[Figure data in JSON]
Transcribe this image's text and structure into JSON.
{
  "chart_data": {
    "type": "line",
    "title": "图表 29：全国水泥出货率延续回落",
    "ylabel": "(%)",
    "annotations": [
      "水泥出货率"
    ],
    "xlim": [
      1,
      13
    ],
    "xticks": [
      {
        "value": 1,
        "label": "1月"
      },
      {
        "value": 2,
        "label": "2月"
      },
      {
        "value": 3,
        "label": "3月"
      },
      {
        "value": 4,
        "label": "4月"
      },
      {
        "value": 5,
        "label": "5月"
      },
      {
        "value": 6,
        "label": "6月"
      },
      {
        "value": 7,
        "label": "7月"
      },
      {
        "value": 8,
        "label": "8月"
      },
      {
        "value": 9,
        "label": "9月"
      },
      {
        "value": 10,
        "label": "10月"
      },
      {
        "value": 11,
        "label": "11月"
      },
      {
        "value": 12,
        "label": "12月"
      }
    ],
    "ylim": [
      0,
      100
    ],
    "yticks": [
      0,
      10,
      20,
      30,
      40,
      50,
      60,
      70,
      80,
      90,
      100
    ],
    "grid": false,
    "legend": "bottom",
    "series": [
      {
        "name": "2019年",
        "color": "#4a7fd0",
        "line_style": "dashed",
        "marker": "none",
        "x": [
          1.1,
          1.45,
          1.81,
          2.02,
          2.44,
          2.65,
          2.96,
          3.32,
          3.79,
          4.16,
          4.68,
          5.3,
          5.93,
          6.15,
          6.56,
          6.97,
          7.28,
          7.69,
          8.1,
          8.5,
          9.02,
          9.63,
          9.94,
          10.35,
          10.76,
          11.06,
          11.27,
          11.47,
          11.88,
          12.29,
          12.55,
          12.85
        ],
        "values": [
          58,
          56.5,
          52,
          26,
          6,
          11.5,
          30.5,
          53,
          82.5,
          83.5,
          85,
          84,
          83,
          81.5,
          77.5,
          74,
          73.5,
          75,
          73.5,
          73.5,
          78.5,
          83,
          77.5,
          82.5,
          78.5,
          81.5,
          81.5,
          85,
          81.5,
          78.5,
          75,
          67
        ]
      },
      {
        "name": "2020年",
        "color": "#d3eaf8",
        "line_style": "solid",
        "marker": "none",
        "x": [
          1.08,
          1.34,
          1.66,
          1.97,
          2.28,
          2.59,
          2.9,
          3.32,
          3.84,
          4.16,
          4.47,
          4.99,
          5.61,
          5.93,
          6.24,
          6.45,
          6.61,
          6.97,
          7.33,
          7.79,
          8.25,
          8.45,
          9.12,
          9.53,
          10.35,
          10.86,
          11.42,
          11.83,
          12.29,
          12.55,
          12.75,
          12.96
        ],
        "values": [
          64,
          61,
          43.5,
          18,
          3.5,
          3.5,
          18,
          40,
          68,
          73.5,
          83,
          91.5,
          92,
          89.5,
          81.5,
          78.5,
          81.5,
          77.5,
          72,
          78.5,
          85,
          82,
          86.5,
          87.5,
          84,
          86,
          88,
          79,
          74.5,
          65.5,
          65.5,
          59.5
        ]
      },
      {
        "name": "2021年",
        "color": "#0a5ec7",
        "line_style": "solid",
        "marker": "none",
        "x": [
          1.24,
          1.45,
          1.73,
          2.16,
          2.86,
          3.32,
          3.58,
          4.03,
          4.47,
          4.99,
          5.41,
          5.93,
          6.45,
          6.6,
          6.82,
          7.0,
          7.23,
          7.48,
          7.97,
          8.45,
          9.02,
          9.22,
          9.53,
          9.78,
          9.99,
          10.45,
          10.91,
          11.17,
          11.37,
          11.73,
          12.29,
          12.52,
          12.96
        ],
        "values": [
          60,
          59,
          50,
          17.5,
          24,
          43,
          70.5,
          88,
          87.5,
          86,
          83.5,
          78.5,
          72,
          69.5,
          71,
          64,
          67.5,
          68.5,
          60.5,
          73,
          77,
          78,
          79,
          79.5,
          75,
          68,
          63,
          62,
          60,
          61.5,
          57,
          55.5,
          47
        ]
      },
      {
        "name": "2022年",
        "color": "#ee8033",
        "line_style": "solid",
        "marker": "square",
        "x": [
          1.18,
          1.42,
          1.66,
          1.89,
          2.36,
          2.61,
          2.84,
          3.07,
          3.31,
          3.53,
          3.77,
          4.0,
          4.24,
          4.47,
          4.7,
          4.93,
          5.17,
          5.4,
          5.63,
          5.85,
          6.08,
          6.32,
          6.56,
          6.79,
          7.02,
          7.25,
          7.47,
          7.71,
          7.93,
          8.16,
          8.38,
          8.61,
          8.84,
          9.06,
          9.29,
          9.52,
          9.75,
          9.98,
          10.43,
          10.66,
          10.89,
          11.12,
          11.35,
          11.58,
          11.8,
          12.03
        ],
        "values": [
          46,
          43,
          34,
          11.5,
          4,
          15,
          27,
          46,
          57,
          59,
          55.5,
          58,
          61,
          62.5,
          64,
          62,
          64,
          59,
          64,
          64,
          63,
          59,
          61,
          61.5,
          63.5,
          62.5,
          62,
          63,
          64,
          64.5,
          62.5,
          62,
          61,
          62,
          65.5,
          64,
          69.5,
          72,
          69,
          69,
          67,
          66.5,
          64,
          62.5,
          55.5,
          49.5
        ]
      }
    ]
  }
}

[TASK TO CARRY OUT] Exactly as written above, please repeat the entries.

[RIGHT ANSWER]
Transcribe this image's text and structure into JSON.
{
  "chart_data": {
    "type": "line",
    "title": "图表 29：全国水泥出货率延续回落",
    "ylabel": "(%)",
    "annotations": [
      "水泥出货率"
    ],
    "xlim": [
      1,
      13
    ],
    "xticks": [
      {
        "value": 1,
        "label": "1月"
      },
      {
        "value": 2,
        "label": "2月"
      },
      {
        "value": 3,
        "label": "3月"
      },
      {
        "value": 4,
        "label": "4月"
      },
      {
        "value": 5,
        "label": "5月"
      },
      {
        "value": 6,
        "label": "6月"
      },
      {
        "value": 7,
        "label": "7月"
      },
      {
        "value": 8,
        "label": "8月"
      },
      {
        "value": 9,
        "label": "9月"
      },
      {
        "value": 10,
        "label": "10月"
      },
      {
        "value": 11,
        "label": "11月"
      },
      {
        "value": 12,
        "label": "12月"
      }
    ],
    "ylim": [
      0,
      100
    ],
    "yticks": [
      0,
      10,
      20,
      30,
      40,
      50,
      60,
      70,
      80,
      90,
      100
    ],
    "grid": false,
    "legend": "bottom",
    "series": [
      {
        "name": "2019年",
        "color": "#4a7fd0",
        "line_style": "dashed",
        "marker": "none",
        "x": [
          1.1,
          1.45,
          1.81,
          2.02,
          2.44,
          2.65,
          2.96,
          3.32,
          3.79,
          4.16,
          4.68,
          5.3,
          5.93,
          6.15,
          6.56,
          6.97,
          7.28,
          7.69,
          8.1,
          8.5,
          9.02,
          9.63,
          9.94,
          10.35,
          10.76,
          11.06,
          11.27,
          11.47,
          11.88,
          12.29,
          12.55,
          12.85
        ],
        "values": [
          58,
          56.5,
          52,
          26,
          6,
          11.5,
          30.5,
          53,
          82.5,
          83.5,
          85,
          84,
          83,
          81.5,
          77.5,
          74,
          73.5,
          75,
          73.5,
          73.5,
          78.5,
          83,
          77.5,
          82.5,
          78.5,
          81.5,
          81.5,
          85,
          81.5,
          78.5,
          75,
          67
        ]
      },
      {
        "name": "2020年",
        "color": "#d3eaf8",
        "line_style": "solid",
        "marker": "none",
        "x": [
          1.08,
          1.34,
          1.66,
          1.97,
          2.28,
          2.59,
          2.9,
          3.32,
          3.84,
          4.16,
          4.47,
          4.99,
          5.61,
          5.93,
          6.24,
          6.45,
          6.61,
          6.97,
          7.33,
          7.79,
          8.25,
          8.45,
          9.12,
          9.53,
          10.35,
          10.86,
          11.42,
          11.83,
          12.29,
          12.55,
          12.75,
          12.96
        ],
        "values": [
          64,
          61,
          43.5,
          18,
          3.5,
          3.5,
          18,
          40,
          68,
          73.5,
          83,
          91.5,
          92,
          89.5,
          81.5,
          78.5,
          81.5,
          77.5,
          72,
          78.5,
          85,
          82,
          86.5,
          87.5,
          84,
          86,
          88,
          79,
          74.5,
          65.5,
          65.5,
          59.5
        ]
      },
      {
        "name": "2021年",
        "color": "#0a5ec7",
        "line_style": "solid",
        "marker": "none",
        "x": [
          1.24,
          1.45,
          1.73,
          2.16,
          2.86,
          3.32,
          3.58,
          4.03,
          4.47,
          4.99,
          5.41,
          5.93,
          6.45,
          6.6,
          6.82,
          7.0,
          7.23,
          7.48,
          7.97,
          8.45,
          9.02,
          9.22,
          9.53,
          9.78,
          9.99,
          10.45,
          10.91,
          11.17,
          11.37,
          11.73,
          12.29,
          12.52,
          12.96
        ],
        "values": [
          60,
          59,
          50,
          17.5,
          24,
          43,
          70.5,
          88,
          87.5,
          86,
          83.5,
          78.5,
          72,
          69.5,
          71,
          64,
          67.5,
          68.5,
          60.5,
          73,
          77,
          78,
          79,
          79.5,
          75,
          68,
          63,
          62,
          60,
          61.5,
          57,
          55.5,
          47
        ]
      },
      {
        "name": "2022年",
        "color": "#ee8033",
        "line_style": "solid",
        "marker": "square",
        "x": [
          1.18,
          1.42,
          1.66,
          1.89,
          2.36,
          2.61,
          2.84,
          3.07,
          3.31,
          3.53,
          3.77,
          4.0,
          4.24,
          4.47,
          4.7,
          4.93,
          5.17,
          5.4,
          5.63,
          5.85,
          6.08,
          6.32,
          6.56,
          6.79,
          7.02,
          7.25,
          7.47,
          7.71,
          7.93,
          8.16,
          8.38,
          8.61,
          8.84,
          9.06,
          9.29,
          9.52,
          9.75,
          9.98,
          10.43,
          10.66,
          10.89,
          11.12,
          11.35,
          11.58,
          11.8,
          12.03
        ],
        "values": [
          46,
          43,
          34,
          11.5,
          4,
          15,
          27,
          46,
          57,
          59,
          55.5,
          58,
          61,
          62.5,
          64,
          62,
          64,
          59,
          64,
          64,
          63,
          59,
          61,
          61.5,
          63.5,
          62.5,
          62,
          63,
          64,
          64.5,
          62.5,
          62,
          61,
          62,
          65.5,
          64,
          69.5,
          72,
          69,
          69,
          67,
          66.5,
          64,
          62.5,
          55.5,
          49.5
        ]
      }
    ]
  }
}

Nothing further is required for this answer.